== Dataset extract ==

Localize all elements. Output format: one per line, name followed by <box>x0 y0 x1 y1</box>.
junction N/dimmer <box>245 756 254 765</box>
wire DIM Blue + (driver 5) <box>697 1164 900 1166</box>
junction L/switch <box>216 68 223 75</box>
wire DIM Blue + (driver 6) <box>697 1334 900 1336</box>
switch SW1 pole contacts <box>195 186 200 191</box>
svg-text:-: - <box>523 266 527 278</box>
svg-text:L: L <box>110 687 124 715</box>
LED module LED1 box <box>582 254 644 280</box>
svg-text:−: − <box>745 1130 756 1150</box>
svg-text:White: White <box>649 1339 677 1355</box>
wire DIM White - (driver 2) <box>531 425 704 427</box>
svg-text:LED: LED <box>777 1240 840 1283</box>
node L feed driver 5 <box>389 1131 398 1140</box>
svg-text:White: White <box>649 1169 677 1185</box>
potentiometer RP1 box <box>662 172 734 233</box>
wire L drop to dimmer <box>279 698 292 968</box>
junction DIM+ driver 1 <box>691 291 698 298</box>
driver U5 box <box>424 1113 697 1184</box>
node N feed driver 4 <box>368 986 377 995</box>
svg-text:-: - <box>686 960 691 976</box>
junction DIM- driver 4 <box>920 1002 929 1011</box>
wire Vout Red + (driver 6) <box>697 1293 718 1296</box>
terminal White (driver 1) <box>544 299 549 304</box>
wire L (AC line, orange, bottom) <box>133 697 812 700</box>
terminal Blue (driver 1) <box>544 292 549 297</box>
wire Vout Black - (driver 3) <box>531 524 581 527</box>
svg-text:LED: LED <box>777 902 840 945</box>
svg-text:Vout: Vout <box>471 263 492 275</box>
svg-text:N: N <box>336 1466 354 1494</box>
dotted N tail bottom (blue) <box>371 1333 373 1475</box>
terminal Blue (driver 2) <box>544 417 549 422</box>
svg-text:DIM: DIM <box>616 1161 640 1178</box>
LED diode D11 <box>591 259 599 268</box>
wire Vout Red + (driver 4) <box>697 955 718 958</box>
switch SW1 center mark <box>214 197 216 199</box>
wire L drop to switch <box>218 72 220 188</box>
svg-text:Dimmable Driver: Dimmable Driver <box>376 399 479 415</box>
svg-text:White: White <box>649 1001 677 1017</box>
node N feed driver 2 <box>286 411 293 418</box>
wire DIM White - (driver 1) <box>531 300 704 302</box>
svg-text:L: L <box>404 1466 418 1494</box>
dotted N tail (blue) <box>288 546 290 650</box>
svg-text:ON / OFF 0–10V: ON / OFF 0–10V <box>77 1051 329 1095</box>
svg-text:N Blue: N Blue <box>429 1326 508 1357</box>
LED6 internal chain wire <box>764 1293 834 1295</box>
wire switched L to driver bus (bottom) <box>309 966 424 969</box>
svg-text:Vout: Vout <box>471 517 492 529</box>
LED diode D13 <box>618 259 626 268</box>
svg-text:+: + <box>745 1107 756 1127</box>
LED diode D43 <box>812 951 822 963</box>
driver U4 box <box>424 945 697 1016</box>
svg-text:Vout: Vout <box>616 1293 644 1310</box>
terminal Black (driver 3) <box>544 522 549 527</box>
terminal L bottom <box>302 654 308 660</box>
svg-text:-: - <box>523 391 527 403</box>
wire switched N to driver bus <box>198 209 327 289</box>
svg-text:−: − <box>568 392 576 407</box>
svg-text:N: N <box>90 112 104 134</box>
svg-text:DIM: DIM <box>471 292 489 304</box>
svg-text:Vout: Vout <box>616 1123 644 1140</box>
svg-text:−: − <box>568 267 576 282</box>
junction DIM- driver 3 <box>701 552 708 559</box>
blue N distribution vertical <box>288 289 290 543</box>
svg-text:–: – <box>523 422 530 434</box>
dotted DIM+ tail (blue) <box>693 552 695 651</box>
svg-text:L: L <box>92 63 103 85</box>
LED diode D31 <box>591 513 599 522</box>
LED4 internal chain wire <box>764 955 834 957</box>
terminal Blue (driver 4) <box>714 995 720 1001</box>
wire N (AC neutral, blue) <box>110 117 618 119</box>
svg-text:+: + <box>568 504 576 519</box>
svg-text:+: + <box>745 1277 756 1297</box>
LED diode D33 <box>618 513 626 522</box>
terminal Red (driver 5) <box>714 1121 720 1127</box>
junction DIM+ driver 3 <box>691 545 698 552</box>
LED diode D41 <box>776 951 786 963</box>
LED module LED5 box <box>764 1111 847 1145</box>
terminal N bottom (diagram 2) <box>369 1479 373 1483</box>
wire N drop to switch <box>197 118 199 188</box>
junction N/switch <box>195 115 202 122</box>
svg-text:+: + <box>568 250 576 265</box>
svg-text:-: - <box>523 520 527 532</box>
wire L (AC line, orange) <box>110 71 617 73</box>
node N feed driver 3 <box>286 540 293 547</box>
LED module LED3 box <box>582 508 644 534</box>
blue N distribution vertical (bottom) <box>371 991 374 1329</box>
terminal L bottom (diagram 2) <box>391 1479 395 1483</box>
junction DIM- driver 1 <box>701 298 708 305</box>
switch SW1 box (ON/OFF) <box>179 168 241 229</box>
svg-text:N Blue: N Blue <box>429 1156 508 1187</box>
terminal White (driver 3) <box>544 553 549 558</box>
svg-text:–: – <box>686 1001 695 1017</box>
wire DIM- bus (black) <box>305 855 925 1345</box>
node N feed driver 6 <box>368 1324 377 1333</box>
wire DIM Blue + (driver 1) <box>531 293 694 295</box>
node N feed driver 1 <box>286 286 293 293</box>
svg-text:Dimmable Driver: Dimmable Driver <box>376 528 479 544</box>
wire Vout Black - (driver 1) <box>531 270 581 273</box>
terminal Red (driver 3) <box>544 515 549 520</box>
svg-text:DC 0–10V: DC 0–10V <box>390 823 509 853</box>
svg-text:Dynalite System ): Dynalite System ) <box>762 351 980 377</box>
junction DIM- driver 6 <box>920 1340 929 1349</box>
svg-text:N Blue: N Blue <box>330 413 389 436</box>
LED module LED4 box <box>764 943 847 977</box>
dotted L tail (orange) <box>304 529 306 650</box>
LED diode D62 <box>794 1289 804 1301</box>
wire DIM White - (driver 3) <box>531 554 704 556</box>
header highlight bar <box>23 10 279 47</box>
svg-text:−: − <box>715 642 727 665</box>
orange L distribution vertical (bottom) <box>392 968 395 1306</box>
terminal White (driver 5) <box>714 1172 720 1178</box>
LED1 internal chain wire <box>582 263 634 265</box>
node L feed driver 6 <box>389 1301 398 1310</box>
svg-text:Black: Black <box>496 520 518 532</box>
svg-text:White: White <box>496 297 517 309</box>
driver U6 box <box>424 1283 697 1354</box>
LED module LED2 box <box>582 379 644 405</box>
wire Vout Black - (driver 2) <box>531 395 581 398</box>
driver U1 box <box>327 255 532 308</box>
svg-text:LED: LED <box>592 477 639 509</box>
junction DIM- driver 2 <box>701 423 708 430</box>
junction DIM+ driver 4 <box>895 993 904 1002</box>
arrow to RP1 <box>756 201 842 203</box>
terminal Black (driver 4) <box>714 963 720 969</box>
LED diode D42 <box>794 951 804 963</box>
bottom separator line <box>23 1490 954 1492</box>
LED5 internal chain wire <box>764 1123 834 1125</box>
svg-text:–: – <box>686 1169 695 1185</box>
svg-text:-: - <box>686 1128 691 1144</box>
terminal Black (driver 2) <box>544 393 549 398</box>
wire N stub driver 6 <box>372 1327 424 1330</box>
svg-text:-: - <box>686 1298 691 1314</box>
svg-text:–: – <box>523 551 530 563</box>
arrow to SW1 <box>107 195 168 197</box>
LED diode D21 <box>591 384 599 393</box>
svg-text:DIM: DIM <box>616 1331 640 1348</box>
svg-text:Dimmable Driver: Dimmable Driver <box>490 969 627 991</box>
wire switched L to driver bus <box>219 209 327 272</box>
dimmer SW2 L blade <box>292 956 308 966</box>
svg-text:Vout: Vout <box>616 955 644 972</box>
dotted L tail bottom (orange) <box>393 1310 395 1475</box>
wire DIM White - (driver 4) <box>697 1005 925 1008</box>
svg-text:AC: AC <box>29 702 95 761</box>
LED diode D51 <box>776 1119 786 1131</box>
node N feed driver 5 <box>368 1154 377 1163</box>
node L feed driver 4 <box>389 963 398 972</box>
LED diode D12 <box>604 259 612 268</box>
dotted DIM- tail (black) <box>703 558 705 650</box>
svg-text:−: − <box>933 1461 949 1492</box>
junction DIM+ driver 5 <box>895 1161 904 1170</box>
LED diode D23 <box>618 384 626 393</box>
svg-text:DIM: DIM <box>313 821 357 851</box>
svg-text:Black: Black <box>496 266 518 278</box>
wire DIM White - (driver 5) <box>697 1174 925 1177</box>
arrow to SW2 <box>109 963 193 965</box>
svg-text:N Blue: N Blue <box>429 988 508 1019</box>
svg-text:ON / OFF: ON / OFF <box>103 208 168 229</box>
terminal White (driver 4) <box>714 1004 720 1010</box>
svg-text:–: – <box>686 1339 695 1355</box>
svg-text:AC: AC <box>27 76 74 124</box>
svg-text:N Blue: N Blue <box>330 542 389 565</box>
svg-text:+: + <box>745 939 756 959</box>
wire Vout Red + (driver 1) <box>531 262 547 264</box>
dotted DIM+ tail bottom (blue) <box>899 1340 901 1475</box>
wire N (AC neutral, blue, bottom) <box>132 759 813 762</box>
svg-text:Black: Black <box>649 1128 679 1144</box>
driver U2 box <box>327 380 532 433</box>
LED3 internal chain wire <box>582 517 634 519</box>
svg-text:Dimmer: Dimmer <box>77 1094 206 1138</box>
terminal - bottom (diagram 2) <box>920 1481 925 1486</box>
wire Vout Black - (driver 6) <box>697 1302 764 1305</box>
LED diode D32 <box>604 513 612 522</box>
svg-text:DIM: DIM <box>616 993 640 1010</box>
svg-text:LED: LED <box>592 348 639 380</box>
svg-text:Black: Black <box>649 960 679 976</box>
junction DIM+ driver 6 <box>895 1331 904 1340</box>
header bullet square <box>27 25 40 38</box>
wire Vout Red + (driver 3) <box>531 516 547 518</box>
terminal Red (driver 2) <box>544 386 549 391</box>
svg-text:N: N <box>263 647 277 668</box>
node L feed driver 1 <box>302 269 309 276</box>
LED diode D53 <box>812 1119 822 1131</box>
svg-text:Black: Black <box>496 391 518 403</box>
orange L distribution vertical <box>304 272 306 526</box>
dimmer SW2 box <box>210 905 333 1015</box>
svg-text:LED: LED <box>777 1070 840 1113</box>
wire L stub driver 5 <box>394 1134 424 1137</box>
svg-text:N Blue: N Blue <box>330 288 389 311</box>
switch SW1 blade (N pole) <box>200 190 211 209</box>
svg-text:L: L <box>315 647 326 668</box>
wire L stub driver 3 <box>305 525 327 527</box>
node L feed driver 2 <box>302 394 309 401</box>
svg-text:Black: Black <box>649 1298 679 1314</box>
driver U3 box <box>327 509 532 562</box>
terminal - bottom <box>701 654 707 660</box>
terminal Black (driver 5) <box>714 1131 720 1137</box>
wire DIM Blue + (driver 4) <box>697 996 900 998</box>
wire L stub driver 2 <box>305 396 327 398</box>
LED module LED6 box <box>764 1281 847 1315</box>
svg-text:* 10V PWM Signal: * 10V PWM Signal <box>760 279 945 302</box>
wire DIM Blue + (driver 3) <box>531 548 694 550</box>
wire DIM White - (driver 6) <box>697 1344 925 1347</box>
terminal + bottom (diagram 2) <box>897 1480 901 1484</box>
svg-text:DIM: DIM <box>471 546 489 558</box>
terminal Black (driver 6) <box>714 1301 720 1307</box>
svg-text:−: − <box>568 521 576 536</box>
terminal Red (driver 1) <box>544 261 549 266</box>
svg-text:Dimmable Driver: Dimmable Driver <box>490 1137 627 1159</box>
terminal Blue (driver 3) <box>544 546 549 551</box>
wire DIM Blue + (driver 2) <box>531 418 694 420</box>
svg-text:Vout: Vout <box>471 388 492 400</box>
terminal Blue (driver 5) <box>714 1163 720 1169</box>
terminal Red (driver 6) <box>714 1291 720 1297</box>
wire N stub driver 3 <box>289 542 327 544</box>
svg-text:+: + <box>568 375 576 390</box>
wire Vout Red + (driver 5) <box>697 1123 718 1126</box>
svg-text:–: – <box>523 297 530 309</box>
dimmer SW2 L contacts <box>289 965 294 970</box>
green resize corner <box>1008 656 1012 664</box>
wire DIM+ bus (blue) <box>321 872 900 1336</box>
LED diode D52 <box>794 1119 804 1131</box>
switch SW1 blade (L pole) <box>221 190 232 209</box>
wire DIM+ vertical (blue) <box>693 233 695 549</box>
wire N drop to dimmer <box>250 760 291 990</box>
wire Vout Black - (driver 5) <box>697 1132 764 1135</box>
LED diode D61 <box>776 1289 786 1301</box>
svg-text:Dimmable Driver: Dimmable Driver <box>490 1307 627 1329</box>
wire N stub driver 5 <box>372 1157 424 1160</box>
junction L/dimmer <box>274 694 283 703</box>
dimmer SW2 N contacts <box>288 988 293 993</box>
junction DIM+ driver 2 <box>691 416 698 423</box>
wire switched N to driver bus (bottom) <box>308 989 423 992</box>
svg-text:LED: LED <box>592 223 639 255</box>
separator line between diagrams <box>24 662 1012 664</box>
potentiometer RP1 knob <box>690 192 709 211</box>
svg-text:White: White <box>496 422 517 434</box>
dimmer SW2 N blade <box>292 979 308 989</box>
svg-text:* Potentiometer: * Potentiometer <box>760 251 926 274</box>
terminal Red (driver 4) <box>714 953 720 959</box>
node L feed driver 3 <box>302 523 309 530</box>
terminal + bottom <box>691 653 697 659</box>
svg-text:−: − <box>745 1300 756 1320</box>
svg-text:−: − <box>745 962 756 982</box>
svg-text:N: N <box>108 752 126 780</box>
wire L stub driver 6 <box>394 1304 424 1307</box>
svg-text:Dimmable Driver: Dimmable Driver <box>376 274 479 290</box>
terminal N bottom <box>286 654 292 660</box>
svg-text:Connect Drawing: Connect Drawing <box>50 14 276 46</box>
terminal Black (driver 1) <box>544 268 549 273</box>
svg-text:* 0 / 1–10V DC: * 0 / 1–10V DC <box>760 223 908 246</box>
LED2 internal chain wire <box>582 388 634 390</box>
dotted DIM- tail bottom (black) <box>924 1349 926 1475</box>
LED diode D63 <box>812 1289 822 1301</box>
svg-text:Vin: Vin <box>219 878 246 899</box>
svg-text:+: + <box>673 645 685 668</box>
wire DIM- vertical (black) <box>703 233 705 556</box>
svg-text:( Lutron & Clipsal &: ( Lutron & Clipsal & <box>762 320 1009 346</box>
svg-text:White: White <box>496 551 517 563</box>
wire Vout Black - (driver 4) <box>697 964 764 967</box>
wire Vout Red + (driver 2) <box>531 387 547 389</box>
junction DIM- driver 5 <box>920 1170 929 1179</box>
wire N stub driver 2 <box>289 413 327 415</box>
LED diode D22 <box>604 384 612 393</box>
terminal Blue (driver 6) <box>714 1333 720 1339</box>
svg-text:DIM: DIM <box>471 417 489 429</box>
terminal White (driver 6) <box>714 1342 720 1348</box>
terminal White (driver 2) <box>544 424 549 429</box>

===

> _Prompt_: Pick out every row above that contains the string "node", treating uppercase and lowercase as different, and copy each of those rows in full.

> _Worked answer_:
node L feed driver 5 <box>389 1131 398 1140</box>
node N feed driver 4 <box>368 986 377 995</box>
node N feed driver 2 <box>286 411 293 418</box>
node N feed driver 3 <box>286 540 293 547</box>
node N feed driver 6 <box>368 1324 377 1333</box>
node N feed driver 1 <box>286 286 293 293</box>
node L feed driver 6 <box>389 1301 398 1310</box>
node N feed driver 5 <box>368 1154 377 1163</box>
node L feed driver 4 <box>389 963 398 972</box>
node L feed driver 1 <box>302 269 309 276</box>
node L feed driver 2 <box>302 394 309 401</box>
node L feed driver 3 <box>302 523 309 530</box>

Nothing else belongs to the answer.